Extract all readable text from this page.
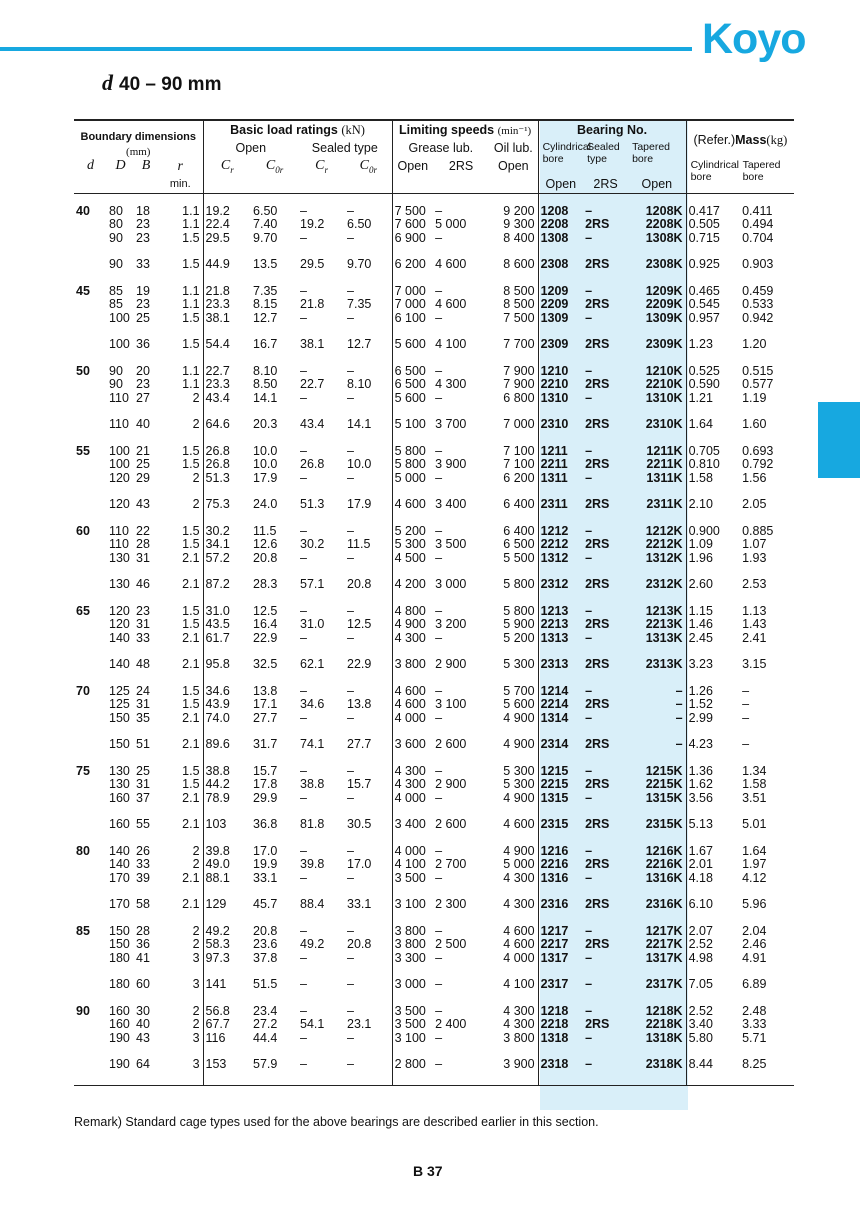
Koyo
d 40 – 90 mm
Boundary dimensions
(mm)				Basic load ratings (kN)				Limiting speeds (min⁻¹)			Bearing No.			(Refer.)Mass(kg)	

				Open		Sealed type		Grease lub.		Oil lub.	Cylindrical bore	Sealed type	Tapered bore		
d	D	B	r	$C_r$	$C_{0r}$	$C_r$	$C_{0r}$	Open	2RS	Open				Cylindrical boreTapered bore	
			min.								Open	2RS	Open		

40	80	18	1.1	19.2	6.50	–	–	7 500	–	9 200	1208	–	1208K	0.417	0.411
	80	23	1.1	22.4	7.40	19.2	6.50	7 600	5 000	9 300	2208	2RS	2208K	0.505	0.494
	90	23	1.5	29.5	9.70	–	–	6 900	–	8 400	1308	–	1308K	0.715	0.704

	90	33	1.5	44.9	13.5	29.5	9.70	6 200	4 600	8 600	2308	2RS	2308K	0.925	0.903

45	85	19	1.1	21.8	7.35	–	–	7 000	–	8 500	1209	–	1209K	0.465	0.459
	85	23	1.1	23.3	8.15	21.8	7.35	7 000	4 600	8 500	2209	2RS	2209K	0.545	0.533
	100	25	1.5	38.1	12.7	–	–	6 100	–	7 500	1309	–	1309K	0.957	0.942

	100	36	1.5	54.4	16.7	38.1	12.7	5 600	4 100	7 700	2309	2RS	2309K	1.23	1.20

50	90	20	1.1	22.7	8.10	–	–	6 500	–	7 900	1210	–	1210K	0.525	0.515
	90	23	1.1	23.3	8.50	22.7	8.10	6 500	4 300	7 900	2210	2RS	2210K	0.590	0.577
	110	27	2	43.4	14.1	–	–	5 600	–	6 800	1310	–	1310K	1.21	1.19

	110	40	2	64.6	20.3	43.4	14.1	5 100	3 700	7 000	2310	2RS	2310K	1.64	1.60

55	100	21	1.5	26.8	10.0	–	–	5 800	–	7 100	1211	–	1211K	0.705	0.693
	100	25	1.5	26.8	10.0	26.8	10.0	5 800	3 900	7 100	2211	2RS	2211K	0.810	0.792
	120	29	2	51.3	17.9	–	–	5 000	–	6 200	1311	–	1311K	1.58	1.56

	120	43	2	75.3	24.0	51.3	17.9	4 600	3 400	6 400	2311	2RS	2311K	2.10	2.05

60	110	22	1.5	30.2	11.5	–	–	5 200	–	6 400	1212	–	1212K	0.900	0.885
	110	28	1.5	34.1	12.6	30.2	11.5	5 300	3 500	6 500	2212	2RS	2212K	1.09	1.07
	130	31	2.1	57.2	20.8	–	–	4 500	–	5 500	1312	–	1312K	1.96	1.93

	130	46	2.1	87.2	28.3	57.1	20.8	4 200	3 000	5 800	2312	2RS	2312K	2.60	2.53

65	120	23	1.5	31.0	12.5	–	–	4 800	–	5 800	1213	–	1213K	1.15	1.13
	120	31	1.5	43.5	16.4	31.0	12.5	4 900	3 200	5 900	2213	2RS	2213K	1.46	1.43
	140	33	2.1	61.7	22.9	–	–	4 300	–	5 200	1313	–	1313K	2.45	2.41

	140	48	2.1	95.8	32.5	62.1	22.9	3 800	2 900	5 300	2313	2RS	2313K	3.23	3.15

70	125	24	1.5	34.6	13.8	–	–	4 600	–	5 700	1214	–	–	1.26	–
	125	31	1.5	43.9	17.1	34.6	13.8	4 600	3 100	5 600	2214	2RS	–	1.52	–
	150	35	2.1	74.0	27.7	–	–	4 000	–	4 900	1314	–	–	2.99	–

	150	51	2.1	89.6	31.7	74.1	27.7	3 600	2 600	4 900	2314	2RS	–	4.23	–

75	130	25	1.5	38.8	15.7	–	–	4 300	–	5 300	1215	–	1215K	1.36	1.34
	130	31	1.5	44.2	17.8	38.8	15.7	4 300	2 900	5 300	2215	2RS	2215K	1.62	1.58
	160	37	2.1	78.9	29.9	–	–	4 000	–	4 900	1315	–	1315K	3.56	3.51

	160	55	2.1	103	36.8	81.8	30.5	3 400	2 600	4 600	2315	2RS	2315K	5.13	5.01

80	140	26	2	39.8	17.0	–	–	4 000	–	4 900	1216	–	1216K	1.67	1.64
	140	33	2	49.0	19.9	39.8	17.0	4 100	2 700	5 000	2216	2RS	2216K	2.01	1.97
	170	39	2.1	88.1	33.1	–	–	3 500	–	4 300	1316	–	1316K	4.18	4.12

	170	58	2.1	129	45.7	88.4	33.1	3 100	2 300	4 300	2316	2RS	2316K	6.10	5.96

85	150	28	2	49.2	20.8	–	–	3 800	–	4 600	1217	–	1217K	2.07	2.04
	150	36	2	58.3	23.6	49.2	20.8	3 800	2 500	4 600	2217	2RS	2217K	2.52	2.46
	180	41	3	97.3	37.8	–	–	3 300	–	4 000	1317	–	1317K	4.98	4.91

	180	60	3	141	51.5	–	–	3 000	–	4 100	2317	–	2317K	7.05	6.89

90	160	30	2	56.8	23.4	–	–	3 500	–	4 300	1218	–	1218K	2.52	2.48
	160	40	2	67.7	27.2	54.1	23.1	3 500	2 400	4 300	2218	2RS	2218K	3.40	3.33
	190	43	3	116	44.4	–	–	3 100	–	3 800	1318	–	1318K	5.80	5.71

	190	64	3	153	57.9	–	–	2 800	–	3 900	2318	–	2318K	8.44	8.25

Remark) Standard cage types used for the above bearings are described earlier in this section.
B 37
--
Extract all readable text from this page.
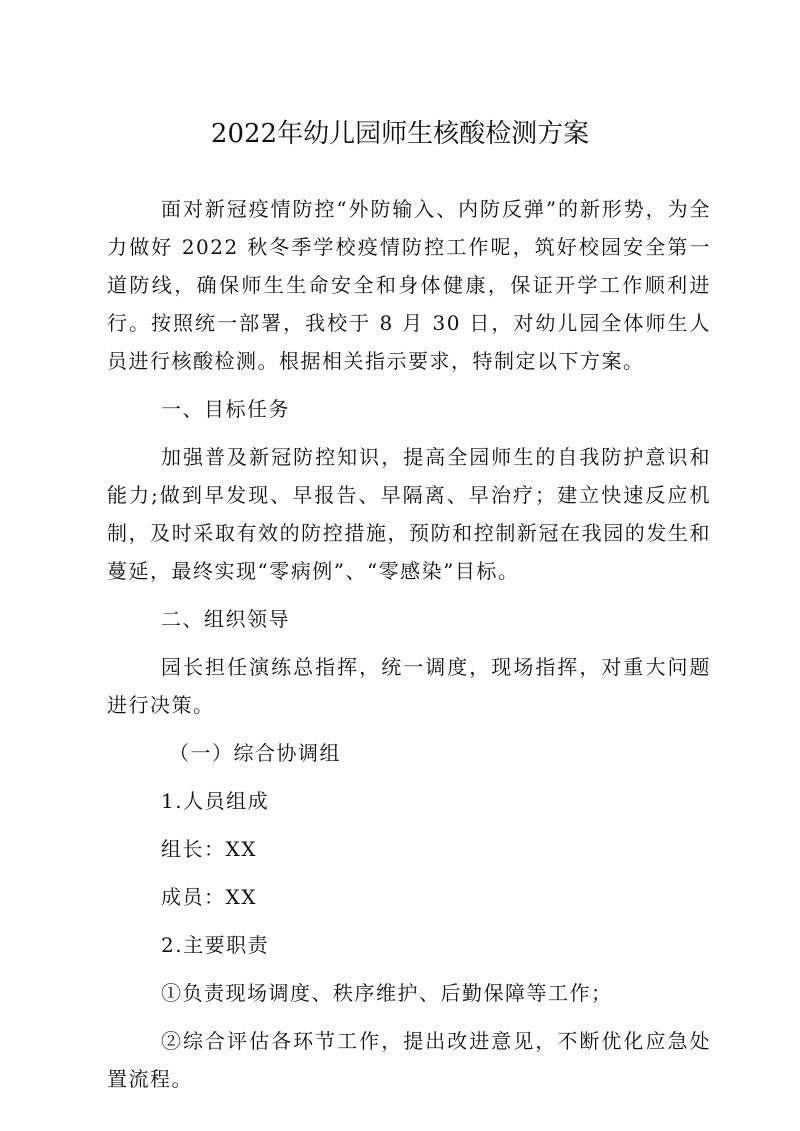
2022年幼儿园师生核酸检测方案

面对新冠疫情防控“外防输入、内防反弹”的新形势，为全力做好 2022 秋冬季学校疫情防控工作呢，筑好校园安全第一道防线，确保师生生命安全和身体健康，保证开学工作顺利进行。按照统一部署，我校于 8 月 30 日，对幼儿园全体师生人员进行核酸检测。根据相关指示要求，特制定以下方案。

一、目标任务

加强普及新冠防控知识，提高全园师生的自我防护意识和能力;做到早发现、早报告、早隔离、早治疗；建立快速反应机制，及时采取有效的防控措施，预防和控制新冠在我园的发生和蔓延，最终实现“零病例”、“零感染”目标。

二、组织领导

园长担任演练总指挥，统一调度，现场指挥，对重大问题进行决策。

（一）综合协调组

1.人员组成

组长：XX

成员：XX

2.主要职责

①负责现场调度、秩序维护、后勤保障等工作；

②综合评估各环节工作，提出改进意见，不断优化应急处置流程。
---
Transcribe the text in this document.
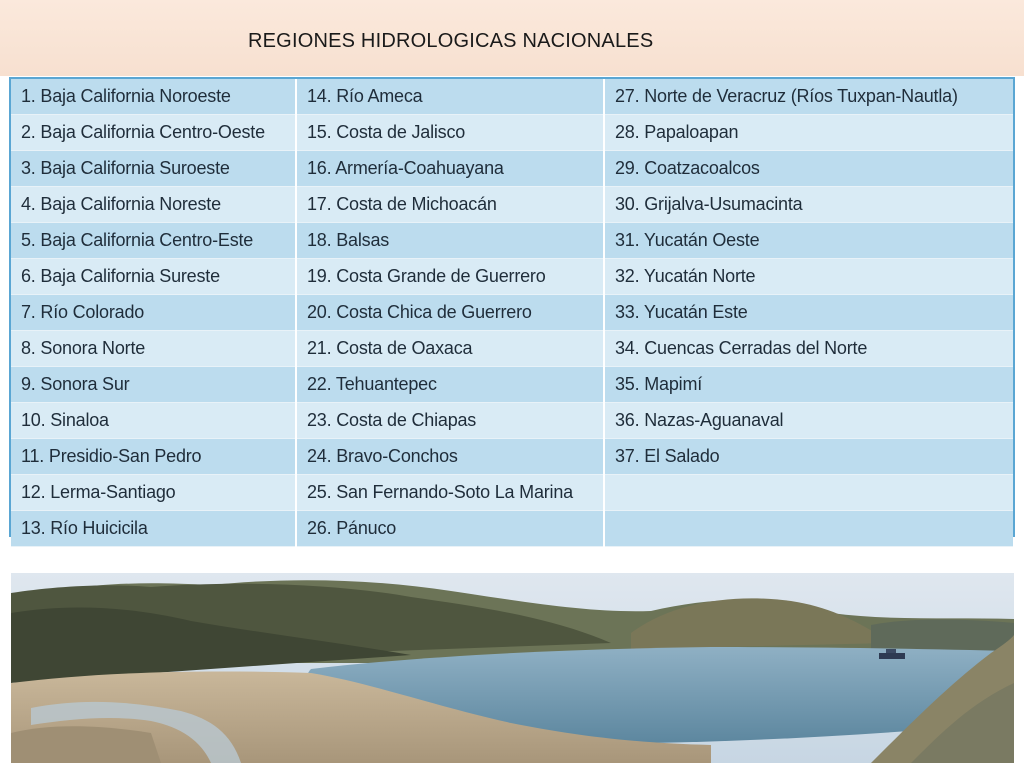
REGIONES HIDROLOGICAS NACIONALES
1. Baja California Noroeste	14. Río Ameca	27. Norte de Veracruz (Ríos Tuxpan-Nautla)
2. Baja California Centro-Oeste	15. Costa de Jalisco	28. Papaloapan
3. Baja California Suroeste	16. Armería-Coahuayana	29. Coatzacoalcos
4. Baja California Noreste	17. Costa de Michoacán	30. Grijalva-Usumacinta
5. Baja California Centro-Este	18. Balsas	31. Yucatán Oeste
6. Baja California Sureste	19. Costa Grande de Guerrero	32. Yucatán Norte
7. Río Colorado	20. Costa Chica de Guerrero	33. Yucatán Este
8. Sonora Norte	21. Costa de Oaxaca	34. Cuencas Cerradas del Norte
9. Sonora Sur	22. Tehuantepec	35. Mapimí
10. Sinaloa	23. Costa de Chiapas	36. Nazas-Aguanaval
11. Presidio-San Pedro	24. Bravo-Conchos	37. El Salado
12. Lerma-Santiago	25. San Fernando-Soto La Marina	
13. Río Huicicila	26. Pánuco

■ WHAT YOU NEED TO DO
Only the number should be given: how many lines of the data contain the word "Yucatán"?

■ CORRECT ANSWER
3